Restate the complete material exactly.

%%

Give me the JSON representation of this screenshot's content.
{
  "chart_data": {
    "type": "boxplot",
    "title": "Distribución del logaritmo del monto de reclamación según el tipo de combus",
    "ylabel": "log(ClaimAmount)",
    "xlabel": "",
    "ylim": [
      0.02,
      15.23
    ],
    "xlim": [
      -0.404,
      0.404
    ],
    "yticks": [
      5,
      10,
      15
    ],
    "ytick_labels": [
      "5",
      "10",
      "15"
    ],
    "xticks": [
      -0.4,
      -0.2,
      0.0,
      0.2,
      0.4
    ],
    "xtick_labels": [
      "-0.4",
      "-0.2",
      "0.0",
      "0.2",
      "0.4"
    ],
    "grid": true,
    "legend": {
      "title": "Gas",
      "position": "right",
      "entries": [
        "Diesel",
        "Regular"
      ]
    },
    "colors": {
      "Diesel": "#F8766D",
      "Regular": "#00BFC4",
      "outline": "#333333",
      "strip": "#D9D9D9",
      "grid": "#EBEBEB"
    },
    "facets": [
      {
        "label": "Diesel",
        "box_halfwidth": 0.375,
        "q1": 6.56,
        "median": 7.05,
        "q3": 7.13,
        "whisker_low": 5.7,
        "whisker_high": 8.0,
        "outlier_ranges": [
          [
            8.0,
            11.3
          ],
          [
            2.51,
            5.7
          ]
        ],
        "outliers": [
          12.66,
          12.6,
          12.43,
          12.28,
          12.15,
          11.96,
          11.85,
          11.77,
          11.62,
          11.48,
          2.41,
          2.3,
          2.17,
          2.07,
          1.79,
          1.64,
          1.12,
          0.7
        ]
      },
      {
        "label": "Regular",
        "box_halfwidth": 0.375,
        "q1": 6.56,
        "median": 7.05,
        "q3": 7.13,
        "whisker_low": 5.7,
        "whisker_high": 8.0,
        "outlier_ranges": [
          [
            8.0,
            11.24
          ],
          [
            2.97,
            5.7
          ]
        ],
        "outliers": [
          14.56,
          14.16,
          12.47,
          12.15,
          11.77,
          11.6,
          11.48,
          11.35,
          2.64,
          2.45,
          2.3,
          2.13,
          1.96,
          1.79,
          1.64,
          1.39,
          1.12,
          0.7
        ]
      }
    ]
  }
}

%%

*Reply:*
Give me the JSON representation of this screenshot's content.
{
  "chart_data": {
    "type": "boxplot",
    "title": "Distribución del logaritmo del monto de reclamación según el tipo de combus",
    "ylabel": "log(ClaimAmount)",
    "xlabel": "",
    "ylim": [
      0.02,
      15.23
    ],
    "xlim": [
      -0.404,
      0.404
    ],
    "yticks": [
      5,
      10,
      15
    ],
    "ytick_labels": [
      "5",
      "10",
      "15"
    ],
    "xticks": [
      -0.4,
      -0.2,
      0.0,
      0.2,
      0.4
    ],
    "xtick_labels": [
      "-0.4",
      "-0.2",
      "0.0",
      "0.2",
      "0.4"
    ],
    "grid": true,
    "legend": {
      "title": "Gas",
      "position": "right",
      "entries": [
        "Diesel",
        "Regular"
      ]
    },
    "colors": {
      "Diesel": "#F8766D",
      "Regular": "#00BFC4",
      "outline": "#333333",
      "strip": "#D9D9D9",
      "grid": "#EBEBEB"
    },
    "facets": [
      {
        "label": "Diesel",
        "box_halfwidth": 0.375,
        "q1": 6.56,
        "median": 7.05,
        "q3": 7.13,
        "whisker_low": 5.7,
        "whisker_high": 8.0,
        "outlier_ranges": [
          [
            8.0,
            11.3
          ],
          [
            2.51,
            5.7
          ]
        ],
        "outliers": [
          12.66,
          12.6,
          12.43,
          12.28,
          12.15,
          11.96,
          11.85,
          11.77,
          11.62,
          11.48,
          2.41,
          2.3,
          2.17,
          2.07,
          1.79,
          1.64,
          1.12,
          0.7
        ]
      },
      {
        "label": "Regular",
        "box_halfwidth": 0.375,
        "q1": 6.56,
        "median": 7.05,
        "q3": 7.13,
        "whisker_low": 5.7,
        "whisker_high": 8.0,
        "outlier_ranges": [
          [
            8.0,
            11.24
          ],
          [
            2.97,
            5.7
          ]
        ],
        "outliers": [
          14.56,
          14.16,
          12.47,
          12.15,
          11.77,
          11.6,
          11.48,
          11.35,
          2.64,
          2.45,
          2.3,
          2.13,
          1.96,
          1.79,
          1.64,
          1.39,
          1.12,
          0.7
        ]
      }
    ]
  }
}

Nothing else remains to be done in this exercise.